Switch "bbox" to "box" everywhere in the records, from the start down through the line containing "menu-color[interactable]: Цвет (F3)". Give back only those lines, otherwise unchanged.

-- RECORDS TO USE --
╔══

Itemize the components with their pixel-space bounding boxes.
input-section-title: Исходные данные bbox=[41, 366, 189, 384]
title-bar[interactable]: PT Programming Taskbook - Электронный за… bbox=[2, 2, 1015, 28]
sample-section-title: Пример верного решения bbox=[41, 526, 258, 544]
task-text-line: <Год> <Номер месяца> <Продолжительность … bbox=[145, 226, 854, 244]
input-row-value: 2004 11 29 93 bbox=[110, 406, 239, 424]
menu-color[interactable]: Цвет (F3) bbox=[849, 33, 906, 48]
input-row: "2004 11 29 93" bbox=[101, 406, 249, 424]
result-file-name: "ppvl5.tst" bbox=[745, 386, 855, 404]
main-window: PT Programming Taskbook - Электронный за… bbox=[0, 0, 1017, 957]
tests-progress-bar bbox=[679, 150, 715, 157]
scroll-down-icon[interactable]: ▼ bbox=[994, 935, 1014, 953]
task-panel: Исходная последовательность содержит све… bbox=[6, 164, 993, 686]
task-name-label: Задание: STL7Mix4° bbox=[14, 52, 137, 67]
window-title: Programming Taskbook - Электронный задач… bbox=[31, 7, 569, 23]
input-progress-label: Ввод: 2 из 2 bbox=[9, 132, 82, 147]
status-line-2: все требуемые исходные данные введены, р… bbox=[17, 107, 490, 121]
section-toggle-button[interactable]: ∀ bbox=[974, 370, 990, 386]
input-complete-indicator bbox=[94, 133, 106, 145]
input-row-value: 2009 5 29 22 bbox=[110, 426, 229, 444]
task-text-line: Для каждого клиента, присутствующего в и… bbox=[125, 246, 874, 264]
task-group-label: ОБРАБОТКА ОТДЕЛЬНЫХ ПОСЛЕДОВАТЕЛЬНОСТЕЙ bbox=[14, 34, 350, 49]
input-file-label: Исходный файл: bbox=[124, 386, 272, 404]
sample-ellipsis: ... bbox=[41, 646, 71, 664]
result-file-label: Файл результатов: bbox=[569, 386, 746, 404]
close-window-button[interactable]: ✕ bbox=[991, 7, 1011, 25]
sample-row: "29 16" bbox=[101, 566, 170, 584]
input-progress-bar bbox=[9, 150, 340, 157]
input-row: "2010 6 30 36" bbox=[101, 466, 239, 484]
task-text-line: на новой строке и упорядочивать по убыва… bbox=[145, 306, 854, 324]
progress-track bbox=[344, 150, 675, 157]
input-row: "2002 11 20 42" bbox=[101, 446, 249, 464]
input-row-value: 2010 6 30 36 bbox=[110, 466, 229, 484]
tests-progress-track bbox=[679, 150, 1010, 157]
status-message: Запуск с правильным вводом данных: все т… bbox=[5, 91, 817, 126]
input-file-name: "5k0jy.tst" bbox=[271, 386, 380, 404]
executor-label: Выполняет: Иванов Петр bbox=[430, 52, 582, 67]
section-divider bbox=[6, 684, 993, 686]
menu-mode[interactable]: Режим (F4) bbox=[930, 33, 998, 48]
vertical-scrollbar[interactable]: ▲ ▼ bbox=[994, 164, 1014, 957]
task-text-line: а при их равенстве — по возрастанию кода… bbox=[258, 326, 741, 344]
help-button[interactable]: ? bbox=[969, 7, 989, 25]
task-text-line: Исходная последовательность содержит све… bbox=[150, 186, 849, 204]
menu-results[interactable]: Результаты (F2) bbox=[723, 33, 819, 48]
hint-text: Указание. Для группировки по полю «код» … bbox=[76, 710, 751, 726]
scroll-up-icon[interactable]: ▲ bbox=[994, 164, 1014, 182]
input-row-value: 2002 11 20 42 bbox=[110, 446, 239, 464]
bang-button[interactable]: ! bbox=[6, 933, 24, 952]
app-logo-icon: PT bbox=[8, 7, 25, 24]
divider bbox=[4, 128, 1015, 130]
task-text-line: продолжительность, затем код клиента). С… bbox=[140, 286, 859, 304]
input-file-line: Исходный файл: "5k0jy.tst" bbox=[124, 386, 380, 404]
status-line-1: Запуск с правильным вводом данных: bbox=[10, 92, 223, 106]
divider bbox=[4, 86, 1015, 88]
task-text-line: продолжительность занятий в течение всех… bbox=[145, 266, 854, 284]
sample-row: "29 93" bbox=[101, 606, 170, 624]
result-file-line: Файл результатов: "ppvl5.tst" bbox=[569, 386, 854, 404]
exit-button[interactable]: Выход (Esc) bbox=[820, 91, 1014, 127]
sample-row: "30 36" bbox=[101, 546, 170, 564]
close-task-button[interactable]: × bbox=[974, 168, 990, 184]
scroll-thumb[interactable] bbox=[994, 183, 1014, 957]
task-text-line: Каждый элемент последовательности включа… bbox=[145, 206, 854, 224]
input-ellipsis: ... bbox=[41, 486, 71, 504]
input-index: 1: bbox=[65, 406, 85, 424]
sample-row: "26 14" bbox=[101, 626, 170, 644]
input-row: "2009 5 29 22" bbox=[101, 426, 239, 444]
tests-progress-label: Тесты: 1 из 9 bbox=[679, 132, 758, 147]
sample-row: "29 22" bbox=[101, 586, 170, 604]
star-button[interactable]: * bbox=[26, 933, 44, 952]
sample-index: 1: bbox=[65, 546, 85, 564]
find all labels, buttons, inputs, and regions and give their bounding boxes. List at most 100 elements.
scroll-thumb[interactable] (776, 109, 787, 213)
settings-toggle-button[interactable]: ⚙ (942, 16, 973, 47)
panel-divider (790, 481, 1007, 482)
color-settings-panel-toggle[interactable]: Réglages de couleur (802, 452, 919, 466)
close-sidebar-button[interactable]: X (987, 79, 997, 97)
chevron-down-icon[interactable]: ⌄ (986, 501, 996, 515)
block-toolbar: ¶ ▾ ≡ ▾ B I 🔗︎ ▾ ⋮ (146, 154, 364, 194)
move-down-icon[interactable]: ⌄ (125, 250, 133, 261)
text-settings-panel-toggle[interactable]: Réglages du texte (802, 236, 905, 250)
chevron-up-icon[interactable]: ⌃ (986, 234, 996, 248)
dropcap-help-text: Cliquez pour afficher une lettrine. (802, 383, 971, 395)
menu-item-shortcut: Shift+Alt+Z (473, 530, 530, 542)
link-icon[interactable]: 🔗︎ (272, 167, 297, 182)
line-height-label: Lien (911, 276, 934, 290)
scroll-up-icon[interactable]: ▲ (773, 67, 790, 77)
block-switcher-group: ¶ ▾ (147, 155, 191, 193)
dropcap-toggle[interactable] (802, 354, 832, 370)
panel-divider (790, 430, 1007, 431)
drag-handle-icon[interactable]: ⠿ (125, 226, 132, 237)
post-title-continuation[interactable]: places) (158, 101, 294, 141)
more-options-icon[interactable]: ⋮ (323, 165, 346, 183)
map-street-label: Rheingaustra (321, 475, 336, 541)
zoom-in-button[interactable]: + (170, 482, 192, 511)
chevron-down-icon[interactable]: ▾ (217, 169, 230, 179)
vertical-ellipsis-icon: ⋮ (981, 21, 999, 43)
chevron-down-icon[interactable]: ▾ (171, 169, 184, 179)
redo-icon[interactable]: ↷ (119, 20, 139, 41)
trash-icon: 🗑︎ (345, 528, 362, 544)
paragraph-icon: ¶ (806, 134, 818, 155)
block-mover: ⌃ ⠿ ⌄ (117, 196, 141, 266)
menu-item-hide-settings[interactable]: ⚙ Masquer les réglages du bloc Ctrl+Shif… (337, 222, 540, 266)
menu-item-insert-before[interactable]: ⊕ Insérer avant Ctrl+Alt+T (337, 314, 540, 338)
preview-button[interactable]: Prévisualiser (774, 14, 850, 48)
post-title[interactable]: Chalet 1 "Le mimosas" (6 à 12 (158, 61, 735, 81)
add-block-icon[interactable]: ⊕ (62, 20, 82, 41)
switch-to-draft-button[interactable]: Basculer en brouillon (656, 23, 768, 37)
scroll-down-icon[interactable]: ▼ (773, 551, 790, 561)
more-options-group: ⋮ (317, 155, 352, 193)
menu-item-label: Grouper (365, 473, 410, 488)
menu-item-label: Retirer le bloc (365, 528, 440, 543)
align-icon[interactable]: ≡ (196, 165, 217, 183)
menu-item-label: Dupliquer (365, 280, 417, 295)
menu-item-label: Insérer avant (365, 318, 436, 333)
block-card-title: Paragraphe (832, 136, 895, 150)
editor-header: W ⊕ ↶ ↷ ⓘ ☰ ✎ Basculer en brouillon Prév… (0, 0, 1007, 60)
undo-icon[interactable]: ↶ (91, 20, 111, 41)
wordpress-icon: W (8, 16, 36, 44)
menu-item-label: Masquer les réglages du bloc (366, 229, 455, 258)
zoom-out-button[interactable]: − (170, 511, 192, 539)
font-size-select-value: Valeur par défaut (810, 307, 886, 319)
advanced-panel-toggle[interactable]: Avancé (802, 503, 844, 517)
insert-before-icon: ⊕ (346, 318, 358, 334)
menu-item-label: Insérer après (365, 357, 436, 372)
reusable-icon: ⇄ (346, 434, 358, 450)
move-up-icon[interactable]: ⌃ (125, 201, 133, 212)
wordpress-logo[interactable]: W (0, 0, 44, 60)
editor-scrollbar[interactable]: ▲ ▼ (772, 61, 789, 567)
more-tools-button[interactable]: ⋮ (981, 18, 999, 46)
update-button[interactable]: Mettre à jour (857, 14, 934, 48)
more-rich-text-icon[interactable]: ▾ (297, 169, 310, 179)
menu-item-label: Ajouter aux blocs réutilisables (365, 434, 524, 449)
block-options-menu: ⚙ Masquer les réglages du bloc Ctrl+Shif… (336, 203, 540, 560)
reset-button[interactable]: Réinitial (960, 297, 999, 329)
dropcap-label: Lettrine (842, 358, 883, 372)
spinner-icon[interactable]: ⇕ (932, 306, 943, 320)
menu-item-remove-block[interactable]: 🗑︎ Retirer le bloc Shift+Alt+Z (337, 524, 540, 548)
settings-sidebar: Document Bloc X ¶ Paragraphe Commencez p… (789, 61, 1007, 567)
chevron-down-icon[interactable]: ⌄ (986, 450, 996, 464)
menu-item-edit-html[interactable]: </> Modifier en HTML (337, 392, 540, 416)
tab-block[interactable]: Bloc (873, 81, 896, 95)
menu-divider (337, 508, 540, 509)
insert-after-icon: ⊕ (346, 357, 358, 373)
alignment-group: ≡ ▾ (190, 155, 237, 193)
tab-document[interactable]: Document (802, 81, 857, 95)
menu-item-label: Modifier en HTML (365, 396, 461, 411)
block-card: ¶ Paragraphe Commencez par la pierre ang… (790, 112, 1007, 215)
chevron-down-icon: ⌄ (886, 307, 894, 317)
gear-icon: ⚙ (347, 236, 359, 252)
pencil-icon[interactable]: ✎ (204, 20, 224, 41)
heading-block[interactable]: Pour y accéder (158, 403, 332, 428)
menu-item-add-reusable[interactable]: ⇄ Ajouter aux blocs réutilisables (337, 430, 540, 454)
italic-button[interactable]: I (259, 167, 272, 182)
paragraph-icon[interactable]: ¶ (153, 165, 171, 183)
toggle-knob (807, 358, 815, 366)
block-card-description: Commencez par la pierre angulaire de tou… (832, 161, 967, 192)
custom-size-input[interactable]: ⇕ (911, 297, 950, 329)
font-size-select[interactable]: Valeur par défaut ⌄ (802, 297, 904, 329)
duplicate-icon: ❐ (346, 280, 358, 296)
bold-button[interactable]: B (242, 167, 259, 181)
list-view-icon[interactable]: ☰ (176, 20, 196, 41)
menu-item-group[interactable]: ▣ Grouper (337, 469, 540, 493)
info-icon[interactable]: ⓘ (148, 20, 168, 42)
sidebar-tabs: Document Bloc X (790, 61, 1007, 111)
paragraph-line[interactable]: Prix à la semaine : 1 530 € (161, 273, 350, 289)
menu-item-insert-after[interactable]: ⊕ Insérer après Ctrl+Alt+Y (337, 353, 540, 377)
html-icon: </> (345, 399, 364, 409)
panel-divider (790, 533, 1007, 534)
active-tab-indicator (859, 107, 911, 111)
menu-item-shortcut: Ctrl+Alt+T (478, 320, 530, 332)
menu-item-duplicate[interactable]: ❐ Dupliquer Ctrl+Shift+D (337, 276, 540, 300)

╚══

-- TASK ANSWER --
Itemize the components with their pixel-space bounding boxes.
input-section-title: Исходные данные box=[41, 366, 189, 384]
title-bar[interactable]: PT Programming Taskbook - Электронный за… box=[2, 2, 1015, 28]
sample-section-title: Пример верного решения box=[41, 526, 258, 544]
task-text-line: <Год> <Номер месяца> <Продолжительность … box=[145, 226, 854, 244]
input-row-value: 2004 11 29 93 box=[110, 406, 239, 424]
menu-color[interactable]: Цвет (F3) box=[849, 33, 906, 48]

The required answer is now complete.